**Supplied data**
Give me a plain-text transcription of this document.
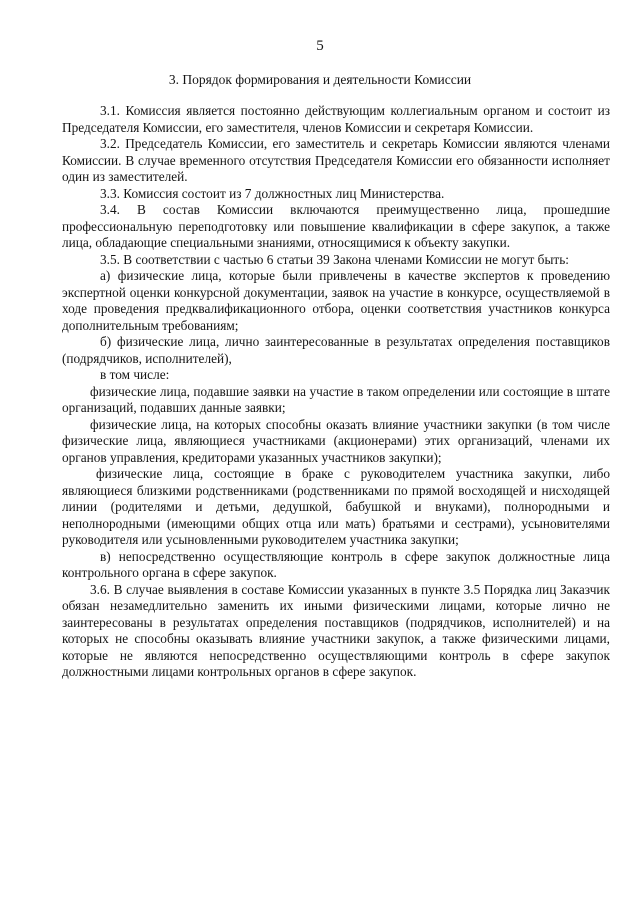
5
3. Порядок формирования и деятельности Комиссии

3.1. Комиссия является постоянно действующим коллегиальным органом и состоит из Председателя Комиссии, его заместителя, членов Комиссии и секретаря Комиссии.

3.2. Председатель Комиссии, его заместитель и секретарь Комиссии являются членами Комиссии. В случае временного отсутствия Председателя Комиссии его обязанности исполняет один из заместителей.

3.3. Комиссия состоит из 7 должностных лиц Министерства.

3.4. В состав Комиссии включаются преимущественно лица, прошедшие профессиональную переподготовку или повышение квалификации в сфере закупок, а также лица, обладающие специальными знаниями, относящимися к объекту закупки.

3.5. В соответствии с частью 6 статьи 39 Закона членами Комиссии не могут быть:

а) физические лица, которые были привлечены в качестве экспертов к проведению экспертной оценки конкурсной документации, заявок на участие в конкурсе, осуществляемой в ходе проведения предквалификационного отбора, оценки соответствия участников конкурса дополнительным требованиям;

б) физические лица, лично заинтересованные в результатах определения поставщиков (подрядчиков, исполнителей),

в том числе:

физические лица, подавшие заявки на участие в таком определении или состоящие в штате организаций, подавших данные заявки;

физические лица, на которых способны оказать влияние участники закупки (в том числе физические лица, являющиеся участниками (акционерами) этих организаций, членами их органов управления, кредиторами указанных участников закупки);

физические лица, состоящие в браке с руководителем участника закупки, либо являющиеся близкими родственниками (родственниками по прямой восходящей и нисходящей линии (родителями и детьми, дедушкой, бабушкой и внуками), полнородными и неполнородными (имеющими общих отца или мать) братьями и сестрами), усыновителями руководителя или усыновленными руководителем участника закупки;

в) непосредственно осуществляющие контроль в сфере закупок должностные лица контрольного органа в сфере закупок.

3.6. В случае выявления в составе Комиссии указанных в пункте 3.5 Порядка лиц Заказчик обязан незамедлительно заменить их иными физическими лицами, которые лично не заинтересованы в результатах определения поставщиков (подрядчиков, исполнителей) и на которых не способны оказывать влияние участники закупок, а также физическими лицами, которые не являются непосредственно осуществляющими контроль в сфере закупок должностными лицами контрольных органов в сфере закупок.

**Set exercise**
Work out the number of lines in this listing that include the word "являющиеся". Reply with that number only.

**Answer for this exercise**
2